##### TASK MATERIAL
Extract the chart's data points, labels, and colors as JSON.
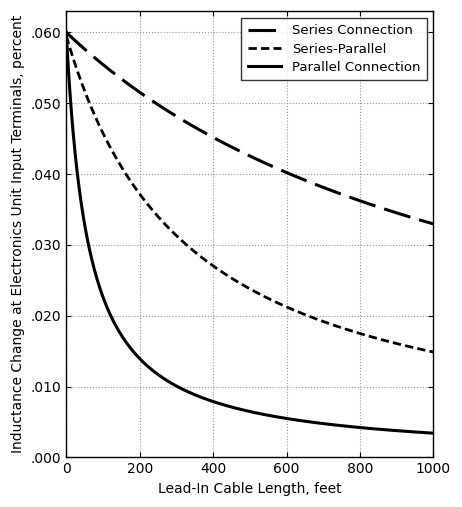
{
  "xlabel": "Lead-In Cable Length, feet",
  "ylabel": "Inductance Change at Electronics Unit Input Terminals, percent",
  "xlim": [
    0,
    1000
  ],
  "ylim": [
    0,
    0.063
  ],
  "xticks": [
    0,
    200,
    400,
    600,
    800,
    1000
  ],
  "yticks": [
    0.0,
    0.01,
    0.02,
    0.03,
    0.04,
    0.05,
    0.06
  ],
  "ytick_labels": [
    ".000",
    ".010",
    ".020",
    ".030",
    ".040",
    ".050",
    ".060"
  ],
  "series_connection": {
    "label": "Series Connection",
    "color": "#000000",
    "linewidth": 2.2,
    "a": 0.06,
    "b": 0.00082
  },
  "series_parallel": {
    "label": "Series-Parallel",
    "color": "#000000",
    "linewidth": 2.0,
    "a": 0.0595,
    "b": 0.003
  },
  "parallel_connection": {
    "label": "Parallel Connection",
    "color": "#000000",
    "linewidth": 2.2,
    "a": 0.06,
    "b": 0.0165
  },
  "grid_color": "#888888",
  "background_color": "#ffffff",
  "legend_fontsize": 9.5,
  "axis_fontsize": 10,
  "tick_fontsize": 10
}
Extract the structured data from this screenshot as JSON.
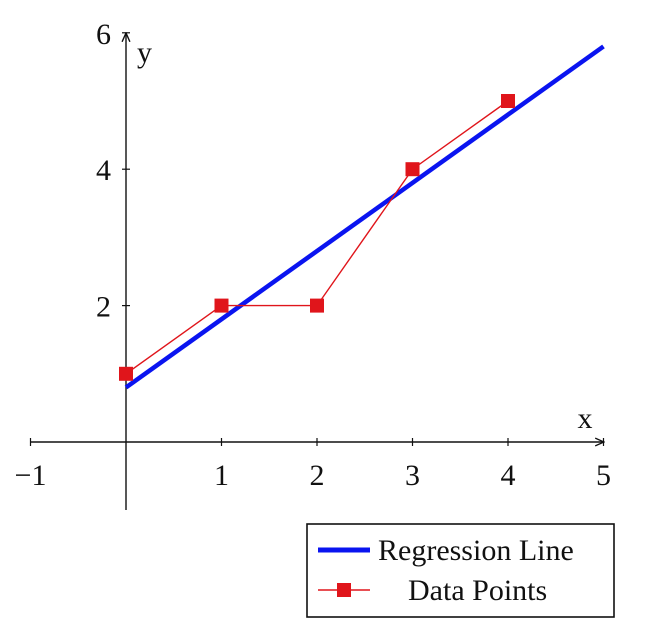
{
  "chart_data": {
    "type": "line",
    "xlabel": "x",
    "ylabel": "y",
    "xlim": [
      -1,
      5
    ],
    "ylim": [
      -1,
      6
    ],
    "x_ticks": [
      -1,
      1,
      2,
      3,
      4,
      5
    ],
    "x_tick_labels": [
      "−1",
      "1",
      "2",
      "3",
      "4",
      "5"
    ],
    "y_ticks": [
      2,
      4,
      6
    ],
    "y_tick_labels": [
      "2",
      "4",
      "6"
    ],
    "grid": false,
    "legend_position": "bottom-right",
    "series": [
      {
        "name": "Regression Line",
        "kind": "line",
        "color": "#0a14f0",
        "x": [
          0,
          5
        ],
        "y": [
          0.8,
          5.8
        ]
      },
      {
        "name": "Data Points",
        "kind": "line-marker",
        "marker": "square",
        "color": "#e0151b",
        "x": [
          0,
          1,
          2,
          3,
          4
        ],
        "y": [
          1,
          2,
          2,
          4,
          5
        ]
      }
    ]
  }
}
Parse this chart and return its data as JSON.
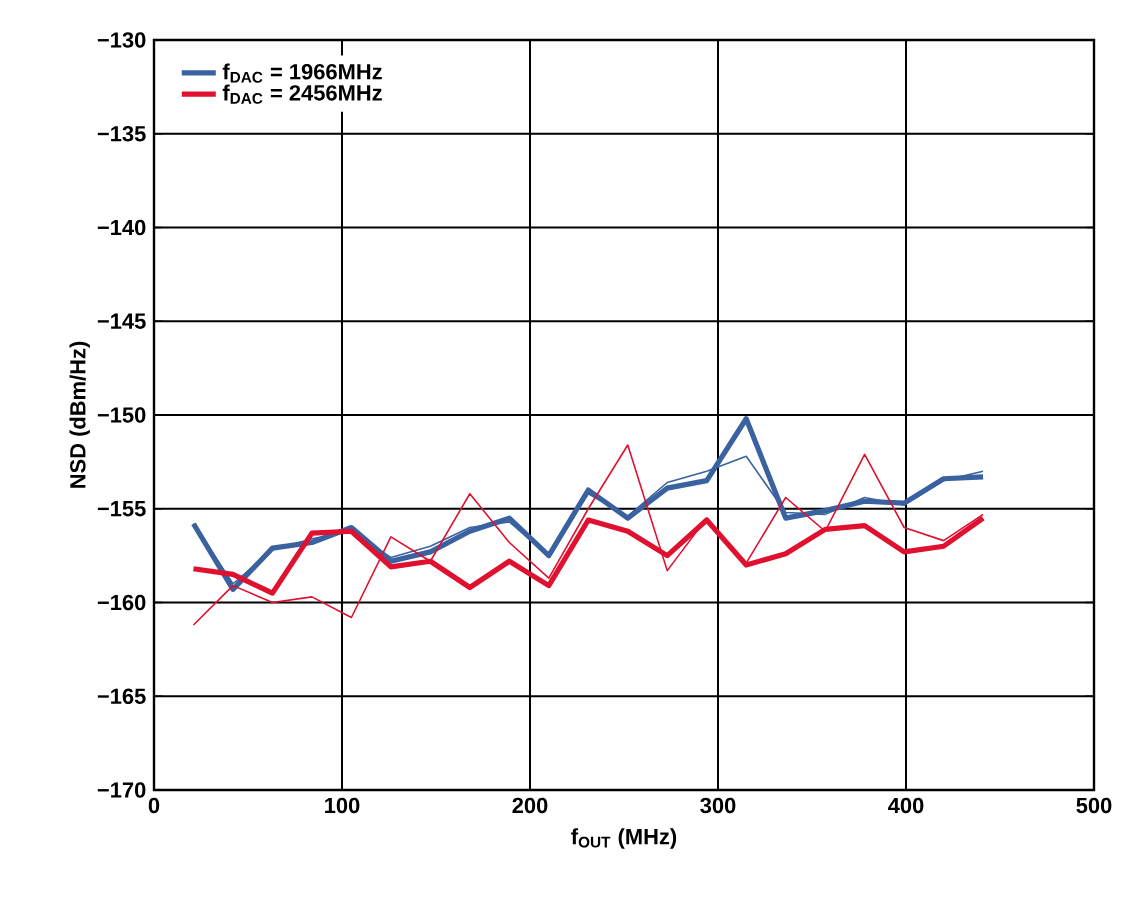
{
  "chart_data": {
    "type": "line",
    "xlabel": "f$_{OUT}$ (MHz)",
    "ylabel": "NSD (dBm/Hz)",
    "x": [
      21,
      42,
      63,
      84,
      105,
      126,
      147,
      168,
      189,
      210,
      231,
      252,
      273,
      294,
      315,
      336,
      357,
      378,
      399,
      420,
      441
    ],
    "series": [
      {
        "name": "f$_{DAC}$ = 1966MHz",
        "color": "#3a62a0",
        "values": [
          -155.8,
          -159.3,
          -157.1,
          -156.8,
          -156.0,
          -157.8,
          -157.3,
          -156.2,
          -155.5,
          -157.5,
          -154.0,
          -155.5,
          -153.9,
          -153.5,
          -150.2,
          -155.5,
          -155.1,
          -154.6,
          -154.7,
          -153.4,
          -153.3
        ]
      },
      {
        "color": "#3a62a0",
        "values": [
          -155.8,
          -159.0,
          -157.2,
          -156.6,
          -156.2,
          -157.6,
          -157.0,
          -156.0,
          -155.7,
          -157.5,
          -154.2,
          -155.4,
          -153.6,
          -153.0,
          -152.2,
          -155.2,
          -155.3,
          -154.4,
          -154.8,
          -153.5,
          -153.0
        ]
      },
      {
        "name": "f$_{DAC}$ = 2456MHz",
        "color": "#e0102f",
        "values": [
          -158.2,
          -158.5,
          -159.5,
          -156.3,
          -156.2,
          -158.1,
          -157.8,
          -159.2,
          -157.8,
          -159.1,
          -155.6,
          -156.2,
          -157.5,
          -155.6,
          -158.0,
          -157.4,
          -156.1,
          -155.9,
          -157.3,
          -157.0,
          -155.5
        ]
      },
      {
        "color": "#e0102f",
        "values": [
          -161.2,
          -159.1,
          -160.0,
          -159.7,
          -160.8,
          -156.5,
          -157.8,
          -154.2,
          -156.8,
          -158.7,
          -155.0,
          -151.6,
          -158.3,
          -155.5,
          -157.9,
          -154.4,
          -156.2,
          -152.1,
          -156.0,
          -156.7,
          -155.3
        ]
      }
    ],
    "xlim": [
      0,
      500
    ],
    "xticks": [
      0,
      100,
      200,
      300,
      400,
      500
    ],
    "ylim": [
      -170,
      -130
    ],
    "yticks": [
      {
        "value": -170,
        "label": "−170"
      },
      {
        "value": -165,
        "label": "−165"
      },
      {
        "value": -160,
        "label": "−160"
      },
      {
        "value": -155,
        "label": "−155"
      },
      {
        "value": -150,
        "label": "−150"
      },
      {
        "value": -145,
        "label": "−145"
      },
      {
        "value": -140,
        "label": "−140"
      },
      {
        "value": -135,
        "label": "−135"
      },
      {
        "value": -130,
        "label": "−130"
      }
    ],
    "grid": true,
    "legend": "top left",
    "marker": "none",
    "line_style": "solid"
  }
}
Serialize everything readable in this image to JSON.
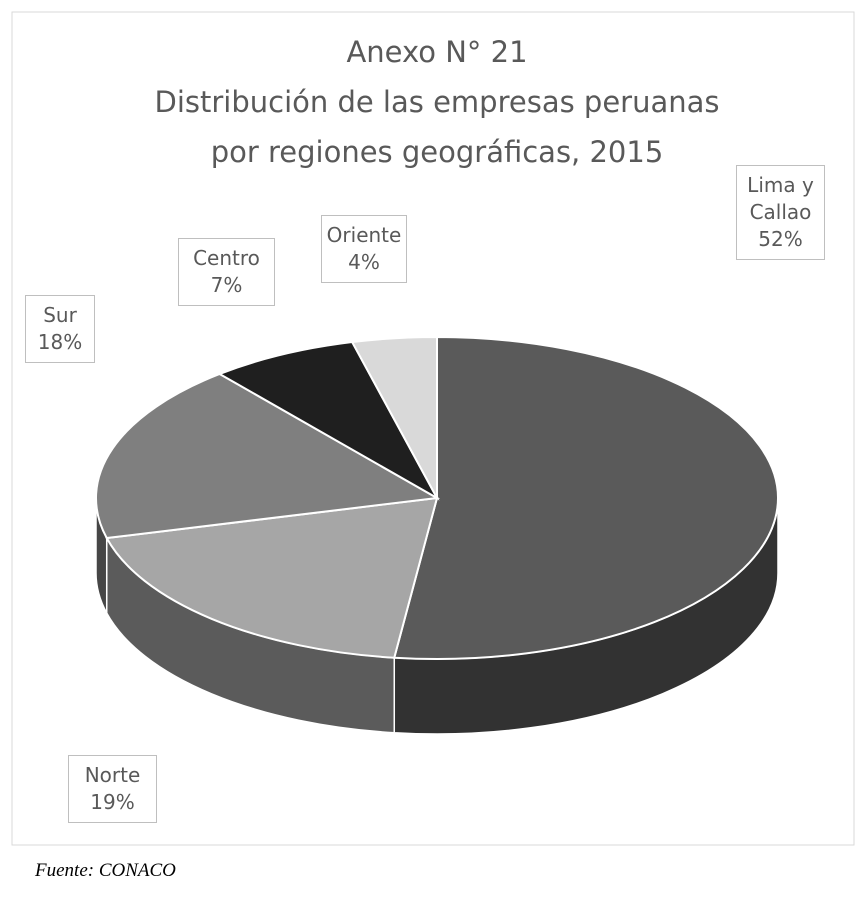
##########
TASK REQUIREMENTS: From the entries above, copy every line that holds the word "ylabel".

ANSWER TO THE PROBLEM:
  "ylabel": "Inductance Change at Electronics Unit Input Terminals, percent",
    "ylabel": "y",
    "ylabel": "NSD (dBm/Hz)",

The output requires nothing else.